AIM: Repeat the listing in full, exactly as it stands.

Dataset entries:
______
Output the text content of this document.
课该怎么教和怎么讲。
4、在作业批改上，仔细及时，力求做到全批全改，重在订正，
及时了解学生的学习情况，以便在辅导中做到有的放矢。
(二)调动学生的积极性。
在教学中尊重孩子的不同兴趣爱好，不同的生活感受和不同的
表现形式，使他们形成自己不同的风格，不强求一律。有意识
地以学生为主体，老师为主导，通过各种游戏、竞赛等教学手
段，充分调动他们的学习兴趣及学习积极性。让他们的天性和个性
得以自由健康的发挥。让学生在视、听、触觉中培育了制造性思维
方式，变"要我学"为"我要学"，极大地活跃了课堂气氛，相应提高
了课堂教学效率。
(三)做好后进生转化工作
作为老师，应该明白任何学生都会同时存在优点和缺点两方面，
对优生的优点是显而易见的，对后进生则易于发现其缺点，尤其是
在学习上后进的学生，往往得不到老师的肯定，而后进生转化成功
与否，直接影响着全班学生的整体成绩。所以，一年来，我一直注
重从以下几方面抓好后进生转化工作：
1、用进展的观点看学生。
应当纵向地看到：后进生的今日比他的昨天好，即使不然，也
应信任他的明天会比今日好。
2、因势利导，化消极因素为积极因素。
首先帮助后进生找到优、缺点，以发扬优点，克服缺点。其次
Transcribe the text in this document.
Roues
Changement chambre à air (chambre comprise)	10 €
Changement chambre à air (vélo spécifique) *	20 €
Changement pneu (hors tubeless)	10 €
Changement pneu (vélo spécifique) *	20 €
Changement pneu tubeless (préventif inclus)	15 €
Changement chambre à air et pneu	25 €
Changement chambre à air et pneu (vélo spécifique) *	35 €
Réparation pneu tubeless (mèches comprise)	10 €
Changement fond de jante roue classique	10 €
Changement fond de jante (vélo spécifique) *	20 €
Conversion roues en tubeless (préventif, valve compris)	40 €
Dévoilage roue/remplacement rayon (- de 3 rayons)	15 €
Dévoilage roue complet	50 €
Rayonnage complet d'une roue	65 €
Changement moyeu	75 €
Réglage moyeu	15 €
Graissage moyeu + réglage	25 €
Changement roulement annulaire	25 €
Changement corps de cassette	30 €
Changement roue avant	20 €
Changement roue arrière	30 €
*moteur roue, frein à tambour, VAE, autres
______
FINISHED ANSWER:
Output the text content of this document.
课该怎么教和怎么讲。
4、在作业批改上，仔细及时，力求做到全批全改，重在订正，
及时了解学生的学习情况，以便在辅导中做到有的放矢。
(二)调动学生的积极性。
在教学中尊重孩子的不同兴趣爱好，不同的生活感受和不同的
表现形式，使他们形成自己不同的风格，不强求一律。有意识
地以学生为主体，老师为主导，通过各种游戏、竞赛等教学手
段，充分调动他们的学习兴趣及学习积极性。让他们的天性和个性
得以自由健康的发挥。让学生在视、听、触觉中培育了制造性思维
方式，变"要我学"为"我要学"，极大地活跃了课堂气氛，相应提高
了课堂教学效率。
(三)做好后进生转化工作
作为老师，应该明白任何学生都会同时存在优点和缺点两方面，
对优生的优点是显而易见的，对后进生则易于发现其缺点，尤其是
在学习上后进的学生，往往得不到老师的肯定，而后进生转化成功
与否，直接影响着全班学生的整体成绩。所以，一年来，我一直注
重从以下几方面抓好后进生转化工作：
1、用进展的观点看学生。
应当纵向地看到：后进生的今日比他的昨天好，即使不然，也
应信任他的明天会比今日好。
2、因势利导，化消极因素为积极因素。
首先帮助后进生找到优、缺点，以发扬优点，克服缺点。其次
Transcribe the text in this document.
Roues
Changement chambre à air (chambre comprise)	10 €
Changement chambre à air (vélo spécifique) *	20 €
Changement pneu (hors tubeless)	10 €
Changement pneu (vélo spécifique) *	20 €
Changement pneu tubeless (préventif inclus)	15 €
Changement chambre à air et pneu	25 €
Changement chambre à air et pneu (vélo spécifique) *	35 €
Réparation pneu tubeless (mèches comprise)	10 €
Changement fond de jante roue classique	10 €
Changement fond de jante (vélo spécifique) *	20 €
Conversion roues en tubeless (préventif, valve compris)	40 €
Dévoilage roue/remplacement rayon (- de 3 rayons)	15 €
Dévoilage roue complet	50 €
Rayonnage complet d'une roue	65 €
Changement moyeu	75 €
Réglage moyeu	15 €
Graissage moyeu + réglage	25 €
Changement roulement annulaire	25 €
Changement corps de cassette	30 €
Changement roue avant	20 €
Changement roue arrière	30 €
*moteur roue, frein à tambour, VAE, autres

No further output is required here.